Copy the listing below in full and skip every picture.

Dataset rows about figures:
-- Start --
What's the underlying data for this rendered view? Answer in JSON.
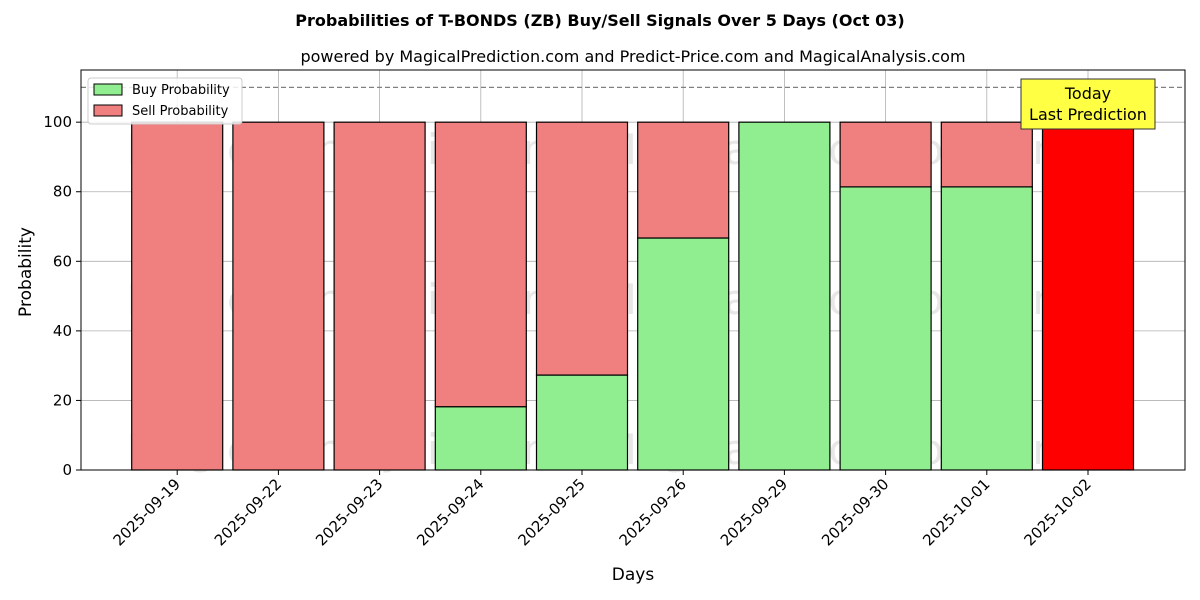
{
  "chart_data": {
    "type": "bar",
    "stacked": true,
    "title": "Probabilities of T-BONDS (ZB) Buy/Sell Signals Over 5 Days (Oct 03)",
    "subtitle": "powered by MagicalPrediction.com and Predict-Price.com and MagicalAnalysis.com",
    "xlabel": "Days",
    "ylabel": "Probability",
    "ylim": [
      0,
      115
    ],
    "yticks": [
      0,
      20,
      40,
      60,
      80,
      100
    ],
    "grid": true,
    "legend_position": "top-left",
    "categories": [
      "2025-09-19",
      "2025-09-22",
      "2025-09-23",
      "2025-09-24",
      "2025-09-25",
      "2025-09-26",
      "2025-09-29",
      "2025-09-30",
      "2025-10-01",
      "2025-10-02"
    ],
    "series": [
      {
        "name": "Buy Probability",
        "color": "#90ee90",
        "values": [
          0,
          0,
          0,
          18.2,
          27.3,
          66.7,
          100,
          81.4,
          81.4,
          0
        ]
      },
      {
        "name": "Sell Probability",
        "color": "#f08080",
        "values": [
          100,
          100,
          100,
          81.8,
          72.7,
          33.3,
          0,
          18.6,
          18.6,
          100
        ]
      }
    ],
    "highlight": {
      "category": "2025-10-02",
      "color": "#ff0000"
    },
    "reference_line": {
      "y": 110,
      "style": "dashed",
      "color": "#808080"
    },
    "annotation": {
      "lines": [
        "Today",
        "Last Prediction"
      ],
      "background": "#ffff44"
    },
    "watermarks": [
      "MagicalAnalysis.com",
      "MagicalPrediction.com"
    ]
  }
}
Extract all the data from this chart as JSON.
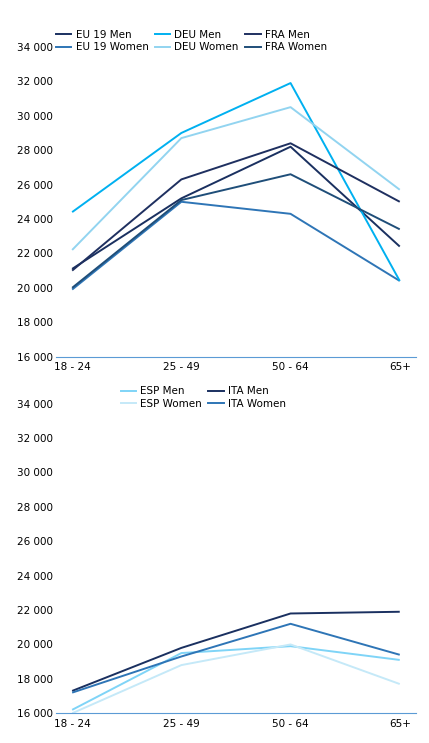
{
  "x_labels": [
    "18 - 24",
    "25 - 49",
    "50 - 64",
    "65+"
  ],
  "chart1": {
    "series": [
      {
        "label": "EU 19 Men",
        "color": "#1a3060",
        "linewidth": 1.4,
        "values": [
          21100,
          25200,
          28200,
          22400
        ]
      },
      {
        "label": "EU 19 Women",
        "color": "#2e75b6",
        "linewidth": 1.4,
        "values": [
          19900,
          25000,
          24300,
          20400
        ]
      },
      {
        "label": "DEU Men",
        "color": "#00b0f0",
        "linewidth": 1.4,
        "values": [
          24400,
          29000,
          31900,
          20400
        ]
      },
      {
        "label": "DEU Women",
        "color": "#92d4f0",
        "linewidth": 1.4,
        "values": [
          22200,
          28700,
          30500,
          25700
        ]
      },
      {
        "label": "FRA Men",
        "color": "#1f3060",
        "linewidth": 1.4,
        "values": [
          21000,
          26300,
          28400,
          25000
        ]
      },
      {
        "label": "FRA Women",
        "color": "#1f4e79",
        "linewidth": 1.4,
        "values": [
          20000,
          25100,
          26600,
          23400
        ]
      }
    ],
    "ylim": [
      16000,
      35000
    ],
    "yticks": [
      16000,
      18000,
      20000,
      22000,
      24000,
      26000,
      28000,
      30000,
      32000,
      34000
    ]
  },
  "chart2": {
    "series": [
      {
        "label": "ESP Men",
        "color": "#7fd4f7",
        "linewidth": 1.4,
        "values": [
          16200,
          19500,
          19900,
          19100
        ]
      },
      {
        "label": "ESP Women",
        "color": "#c5e9f8",
        "linewidth": 1.4,
        "values": [
          16000,
          18800,
          20000,
          17700
        ]
      },
      {
        "label": "ITA Men",
        "color": "#1a3060",
        "linewidth": 1.4,
        "values": [
          17300,
          19800,
          21800,
          21900
        ]
      },
      {
        "label": "ITA Women",
        "color": "#2e75b6",
        "linewidth": 1.4,
        "values": [
          17200,
          19300,
          21200,
          19400
        ]
      }
    ],
    "ylim": [
      16000,
      35000
    ],
    "yticks": [
      16000,
      18000,
      20000,
      22000,
      24000,
      26000,
      28000,
      30000,
      32000,
      34000
    ]
  },
  "tick_fontsize": 7.5,
  "legend_fontsize": 7.5,
  "bg_color": "#ffffff"
}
-- End --
## Solved problem
What's the underlying data for this rendered view? Answer in JSON.
{
  "chart_data": {
    "type": "bar",
    "stacked": true,
    "title": "Probabilities of T-BONDS (ZB) Buy/Sell Signals Over 5 Days (Oct 03)",
    "subtitle": "powered by MagicalPrediction.com and Predict-Price.com and MagicalAnalysis.com",
    "xlabel": "Days",
    "ylabel": "Probability",
    "ylim": [
      0,
      115
    ],
    "yticks": [
      0,
      20,
      40,
      60,
      80,
      100
    ],
    "grid": true,
    "legend_position": "top-left",
    "categories": [
      "2025-09-19",
      "2025-09-22",
      "2025-09-23",
      "2025-09-24",
      "2025-09-25",
      "2025-09-26",
      "2025-09-29",
      "2025-09-30",
      "2025-10-01",
      "2025-10-02"
    ],
    "series": [
      {
        "name": "Buy Probability",
        "color": "#90ee90",
        "values": [
          0,
          0,
          0,
          18.2,
          27.3,
          66.7,
          100,
          81.4,
          81.4,
          0
        ]
      },
      {
        "name": "Sell Probability",
        "color": "#f08080",
        "values": [
          100,
          100,
          100,
          81.8,
          72.7,
          33.3,
          0,
          18.6,
          18.6,
          100
        ]
      }
    ],
    "highlight": {
      "category": "2025-10-02",
      "color": "#ff0000"
    },
    "reference_line": {
      "y": 110,
      "style": "dashed",
      "color": "#808080"
    },
    "annotation": {
      "lines": [
        "Today",
        "Last Prediction"
      ],
      "background": "#ffff44"
    },
    "watermarks": [
      "MagicalAnalysis.com",
      "MagicalPrediction.com"
    ]
  }
}
Extract all the data from this chart as JSON.
{
  "x_labels": [
    "18 - 24",
    "25 - 49",
    "50 - 64",
    "65+"
  ],
  "chart1": {
    "series": [
      {
        "label": "EU 19 Men",
        "color": "#1a3060",
        "linewidth": 1.4,
        "values": [
          21100,
          25200,
          28200,
          22400
        ]
      },
      {
        "label": "EU 19 Women",
        "color": "#2e75b6",
        "linewidth": 1.4,
        "values": [
          19900,
          25000,
          24300,
          20400
        ]
      },
      {
        "label": "DEU Men",
        "color": "#00b0f0",
        "linewidth": 1.4,
        "values": [
          24400,
          29000,
          31900,
          20400
        ]
      },
      {
        "label": "DEU Women",
        "color": "#92d4f0",
        "linewidth": 1.4,
        "values": [
          22200,
          28700,
          30500,
          25700
        ]
      },
      {
        "label": "FRA Men",
        "color": "#1f3060",
        "linewidth": 1.4,
        "values": [
          21000,
          26300,
          28400,
          25000
        ]
      },
      {
        "label": "FRA Women",
        "color": "#1f4e79",
        "linewidth": 1.4,
        "values": [
          20000,
          25100,
          26600,
          23400
        ]
      }
    ],
    "ylim": [
      16000,
      35000
    ],
    "yticks": [
      16000,
      18000,
      20000,
      22000,
      24000,
      26000,
      28000,
      30000,
      32000,
      34000
    ]
  },
  "chart2": {
    "series": [
      {
        "label": "ESP Men",
        "color": "#7fd4f7",
        "linewidth": 1.4,
        "values": [
          16200,
          19500,
          19900,
          19100
        ]
      },
      {
        "label": "ESP Women",
        "color": "#c5e9f8",
        "linewidth": 1.4,
        "values": [
          16000,
          18800,
          20000,
          17700
        ]
      },
      {
        "label": "ITA Men",
        "color": "#1a3060",
        "linewidth": 1.4,
        "values": [
          17300,
          19800,
          21800,
          21900
        ]
      },
      {
        "label": "ITA Women",
        "color": "#2e75b6",
        "linewidth": 1.4,
        "values": [
          17200,
          19300,
          21200,
          19400
        ]
      }
    ],
    "ylim": [
      16000,
      35000
    ],
    "yticks": [
      16000,
      18000,
      20000,
      22000,
      24000,
      26000,
      28000,
      30000,
      32000,
      34000
    ]
  },
  "tick_fontsize": 7.5,
  "legend_fontsize": 7.5,
  "bg_color": "#ffffff"
}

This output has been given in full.